───── Material supplied ─────
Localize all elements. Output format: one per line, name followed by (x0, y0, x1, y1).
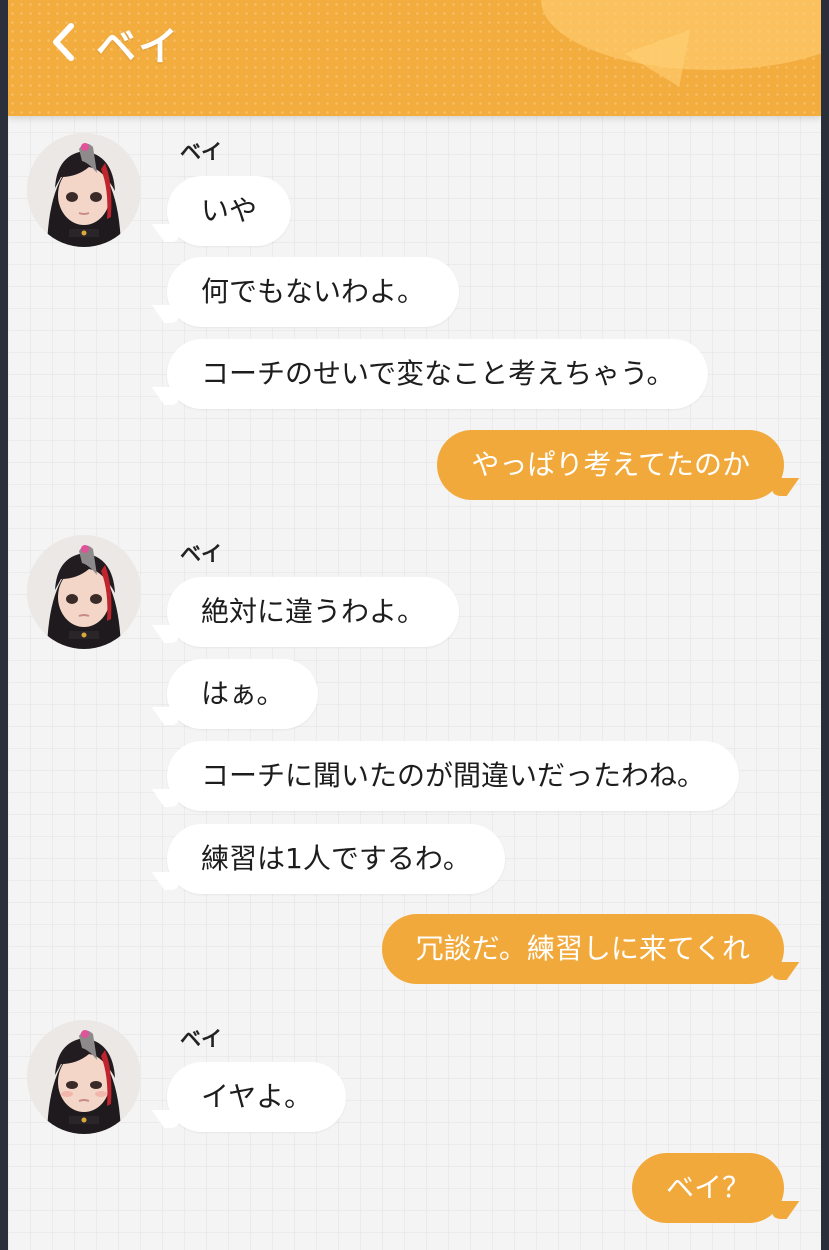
message-text: イヤよ。 (201, 1080, 313, 1113)
chevron-left-icon (53, 23, 74, 61)
character-portrait-icon (27, 133, 141, 247)
character-portrait-icon (27, 1020, 141, 1134)
message-text: いや (201, 194, 258, 227)
app-frame: ベイ ベイ いや 何でもないわよ。 コーチのせいで変なこと考えちゃう。 やっぱり… (0, 0, 829, 1250)
incoming-message-bubble: コーチに聞いたのが間違いだったわね。 (167, 741, 740, 811)
sender-name: ベイ (180, 1027, 222, 1051)
message-text: ベイ？ (665, 1171, 750, 1204)
character-portrait-icon (27, 535, 141, 649)
back-button[interactable] (44, 20, 84, 64)
message-text: コーチに聞いたのが間違いだったわね。 (201, 759, 706, 792)
message-text: やっぱり考えてたのか (471, 448, 750, 481)
incoming-message-bubble: イヤよ。 (167, 1062, 347, 1132)
outgoing-message-bubble: 冗談だ。練習しに来てくれ (381, 914, 784, 984)
chat-header: ベイ (8, 0, 821, 116)
incoming-message-bubble: いや (167, 176, 292, 246)
message-text: 練習は1人でするわ。 (201, 842, 471, 875)
message-text: コーチのせいで変なこと考えちゃう。 (201, 357, 675, 390)
message-text: はぁ。 (201, 677, 285, 710)
message-text: 冗談だ。練習しに来てくれ (415, 932, 750, 965)
sender-name: ベイ (180, 140, 222, 164)
incoming-message-bubble: 何でもないわよ。 (167, 257, 460, 327)
avatar[interactable] (27, 1020, 141, 1134)
incoming-message-bubble: コーチのせいで変なこと考えちゃう。 (167, 339, 709, 409)
sender-name: ベイ (180, 542, 222, 566)
avatar[interactable] (27, 133, 141, 247)
message-text: 絶対に違うわよ。 (201, 595, 426, 628)
message-text: 何でもないわよ。 (201, 275, 426, 308)
incoming-message-bubble: はぁ。 (167, 659, 319, 729)
incoming-message-bubble: 絶対に違うわよ。 (167, 577, 460, 647)
chat-screen: ベイ ベイ いや 何でもないわよ。 コーチのせいで変なこと考えちゃう。 やっぱり… (8, 0, 821, 1250)
chat-title: ベイ (96, 24, 180, 70)
outgoing-message-bubble: ベイ？ (631, 1153, 784, 1223)
avatar[interactable] (27, 535, 141, 649)
outgoing-message-bubble: やっぱり考えてたのか (437, 430, 784, 500)
incoming-message-bubble: 練習は1人でするわ。 (167, 824, 505, 894)
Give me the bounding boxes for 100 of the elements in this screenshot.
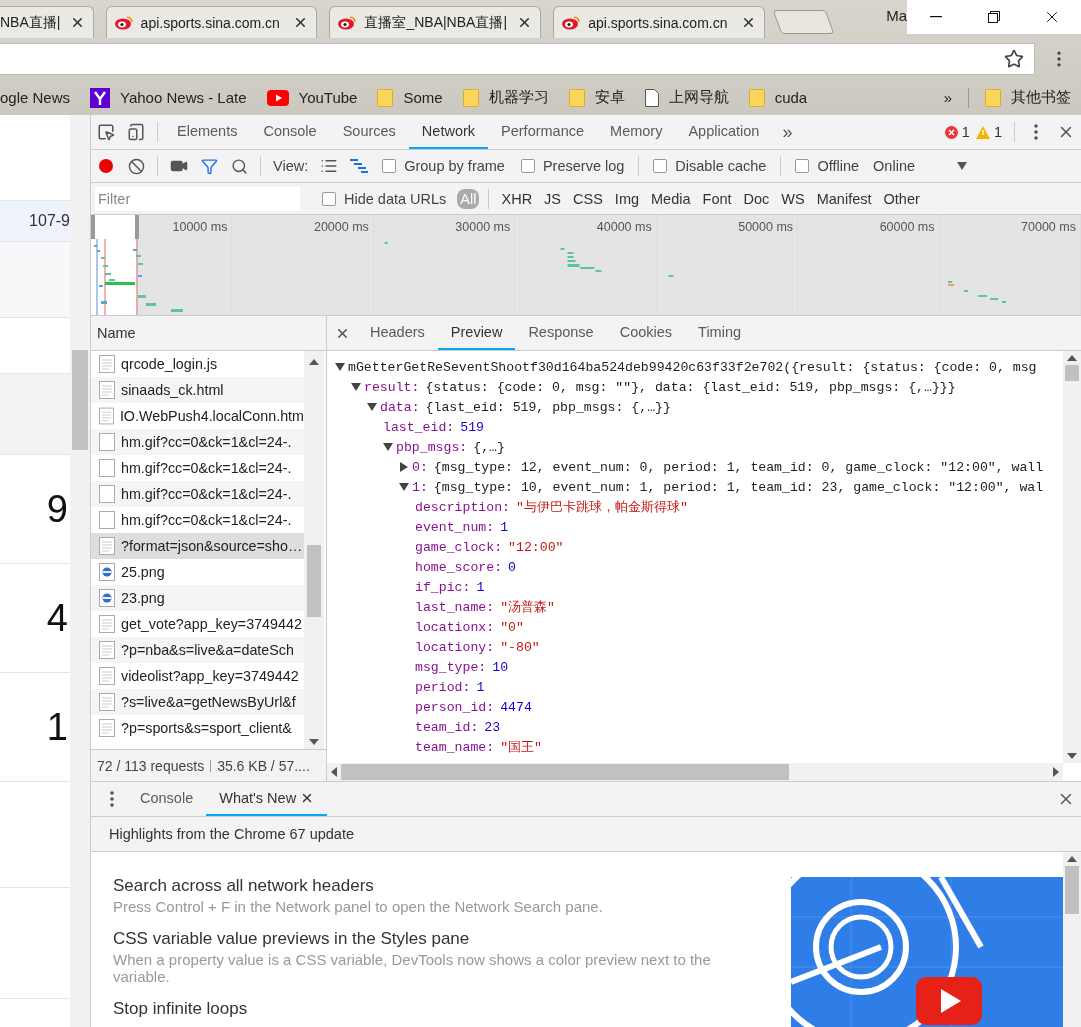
request-row[interactable]: ?format=json&source=sho… — [91, 533, 304, 559]
bookmark[interactable]: 其他书签 — [975, 83, 1081, 112]
expanded-triangle-icon[interactable] — [383, 442, 393, 452]
bookmark[interactable]: YouTube — [256, 83, 368, 112]
type-filter[interactable]: Other — [880, 188, 923, 209]
cursor-icon — [97, 123, 115, 141]
more-panels-button[interactable]: » — [772, 121, 803, 143]
throttling-select[interactable]: Online — [867, 158, 921, 174]
request-row[interactable]: hm.gif?cc=0&ck=1&cl=24-. — [91, 481, 304, 507]
bookmark[interactable]: 上网导航 — [634, 83, 739, 112]
feature-title[interactable]: Search across all network headers — [113, 876, 771, 896]
request-row[interactable]: sinaads_ck.html — [91, 377, 304, 403]
bookmark[interactable]: cuda — [738, 83, 818, 112]
bookmark[interactable]: 安卓 — [558, 83, 635, 112]
bookmark[interactable]: Some — [367, 83, 453, 112]
panel-tab[interactable]: Memory — [597, 115, 676, 149]
filter-field[interactable]: Filter — [95, 186, 300, 211]
json-value: "12:00" — [508, 539, 564, 555]
json-key: if_pic: — [415, 579, 471, 595]
document-icon — [99, 615, 115, 633]
scroll-up-icon[interactable] — [1067, 355, 1077, 361]
request-row[interactable]: hm.gif?cc=0&ck=1&cl=24-. — [91, 429, 304, 455]
checkbox-label[interactable]: Offline — [787, 158, 868, 174]
json-value: "与伊巴卡跳球，帕金斯得球" — [515, 499, 688, 516]
time-tick: 70000 ms — [1021, 220, 1076, 236]
panel-tab[interactable]: Console — [250, 115, 330, 149]
type-filter[interactable]: Font — [699, 188, 735, 209]
address-field[interactable] — [0, 43, 1035, 75]
json-key: last_eid: — [383, 419, 455, 435]
browser-tab[interactable]: 直播室_NBA|NBA直播| — [329, 6, 542, 38]
scroll-down-icon[interactable] — [309, 739, 319, 745]
panel-tab[interactable]: Sources — [329, 115, 409, 149]
bookmark[interactable]: ogle News — [0, 83, 81, 112]
search-icon — [230, 157, 248, 175]
panel-tab[interactable]: Application — [675, 115, 773, 149]
bookmark[interactable]: Yahoo News - Late — [80, 83, 257, 112]
scroll-up-icon[interactable] — [309, 359, 319, 365]
view-label: View: — [272, 158, 310, 174]
type-filter[interactable]: Doc — [740, 188, 773, 209]
time-tick: 60000 ms — [879, 220, 935, 236]
checkbox[interactable] — [382, 159, 397, 173]
expanded-triangle-icon[interactable] — [399, 482, 409, 492]
warning-count: 1 — [975, 124, 1002, 140]
document-icon — [99, 641, 115, 659]
time-tick: 50000 ms — [738, 220, 794, 236]
scroll-thumb[interactable] — [1065, 365, 1079, 381]
transfer-size: 35.6 KB / 57.... — [217, 757, 310, 774]
detail-tab[interactable]: Timing — [685, 316, 755, 350]
scroll-thumb[interactable] — [341, 764, 789, 780]
feature-title[interactable]: CSS variable value previews in the Styles pane — [113, 929, 771, 949]
detail-tab[interactable]: Cookies — [606, 316, 686, 350]
checkbox[interactable] — [653, 159, 668, 173]
request-row[interactable]: ?s=live&a=getNewsByUrl&f — [91, 689, 304, 715]
dropdown-icon[interactable] — [957, 162, 967, 170]
browser-tab[interactable]: api.sports.sina.com.cn — [105, 6, 318, 38]
checkbox[interactable] — [795, 159, 810, 173]
close-icon[interactable] — [741, 15, 756, 30]
detail-tab[interactable]: Headers — [357, 316, 438, 350]
checkbox[interactable] — [322, 191, 336, 206]
detail-tab[interactable]: Response — [515, 316, 607, 350]
panel-tab[interactable]: Elements — [164, 115, 251, 149]
more-bookmarks-button[interactable]: » — [933, 89, 962, 106]
request-row[interactable]: 23.png — [91, 585, 304, 611]
folder-icon — [985, 88, 1001, 107]
checkbox-label[interactable]: Disable cache — [645, 158, 775, 174]
scroll-right-icon[interactable] — [1053, 767, 1059, 777]
collapsed-triangle-icon[interactable] — [399, 462, 409, 472]
scroll-thumb[interactable] — [1065, 866, 1079, 914]
json-key: home_score: — [415, 559, 503, 575]
bookmark[interactable]: 机器学习 — [452, 83, 559, 112]
option-label: Hide data URLs — [344, 190, 447, 207]
panel-tab[interactable]: Performance — [488, 115, 598, 149]
json-key: msg_type: — [415, 659, 487, 675]
type-filter[interactable]: Media — [648, 188, 694, 209]
feature-title[interactable]: Stop infinite loops — [113, 999, 771, 1019]
type-filter[interactable]: CSS — [570, 188, 606, 209]
checkbox-label[interactable]: Preserve log — [512, 158, 633, 174]
scroll-up-icon[interactable] — [1067, 856, 1077, 862]
scroll-left-icon[interactable] — [331, 767, 337, 777]
checkbox-label[interactable]: Hide data URLs — [314, 190, 455, 207]
request-row[interactable]: ?p=nba&s=live&a=dateSch — [91, 637, 304, 663]
blank-file-icon — [99, 485, 115, 503]
star-icon[interactable] — [1004, 49, 1024, 69]
type-filter[interactable]: WS — [778, 188, 808, 209]
detail-tab[interactable]: Preview — [437, 316, 516, 350]
type-filter[interactable]: Manifest — [813, 188, 875, 209]
browser-tab[interactable]: NBA直播| — [0, 6, 94, 38]
json-key: period: — [415, 679, 471, 695]
drawer-tab[interactable]: Console — [127, 782, 207, 816]
checkbox-label[interactable]: Group by frame — [374, 158, 513, 174]
type-filter[interactable]: XHR — [498, 188, 536, 209]
document-icon — [99, 407, 114, 425]
scroll-down-icon[interactable] — [1067, 753, 1077, 759]
page-icon — [644, 88, 659, 107]
type-filter[interactable]: Img — [611, 188, 643, 209]
scroll-thumb[interactable] — [307, 545, 321, 617]
checkbox[interactable] — [520, 159, 535, 173]
time-tick: 20000 ms — [313, 220, 369, 236]
type-filter[interactable]: JS — [541, 188, 565, 209]
browser-tab[interactable]: api.sports.sina.com.cn — [553, 6, 765, 38]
─────
**Exercise directions**.
Reproduce the lines of the records without alteration, starting at the line that contains "message-text: イヤよ。 (201, 1080, 313, 1113)" and stopping after the line that contains "sender-name: ベイ (180, 542, 222, 566)".

**Finished answer**.
message-text: イヤよ。 (201, 1080, 313, 1113)
chevron-left-icon (53, 23, 74, 61)
character-portrait-icon (27, 133, 141, 247)
character-portrait-icon (27, 1020, 141, 1134)
message-text: いや (201, 194, 258, 227)
app-frame: ベイ ベイ いや 何でもないわよ。 コーチのせいで変なこと考えちゃう。 やっぱり… (0, 0, 829, 1250)
incoming-message-bubble: コーチに聞いたのが間違いだったわね。 (167, 741, 740, 811)
sender-name: ベイ (180, 1027, 222, 1051)
message-text: ベイ？ (665, 1171, 750, 1204)
character-portrait-icon (27, 535, 141, 649)
back-button[interactable] (44, 20, 84, 64)
message-text: コーチに聞いたのが間違いだったわね。 (201, 759, 706, 792)
message-text: やっぱり考えてたのか (471, 448, 750, 481)
incoming-message-bubble: イヤよ。 (167, 1062, 347, 1132)
outgoing-message-bubble: 冗談だ。練習しに来てくれ (381, 914, 784, 984)
chat-header: ベイ (8, 0, 821, 116)
incoming-message-bubble: いや (167, 176, 292, 246)
message-text: 練習は1人でするわ。 (201, 842, 471, 875)
message-text: コーチのせいで変なこと考えちゃう。 (201, 357, 675, 390)
message-text: はぁ。 (201, 677, 285, 710)
message-text: 冗談だ。練習しに来てくれ (415, 932, 750, 965)
sender-name: ベイ (180, 140, 222, 164)
incoming-message-bubble: 何でもないわよ。 (167, 257, 460, 327)
avatar[interactable] (27, 1020, 141, 1134)
incoming-message-bubble: コーチのせいで変なこと考えちゃう。 (167, 339, 709, 409)
sender-name: ベイ (180, 542, 222, 566)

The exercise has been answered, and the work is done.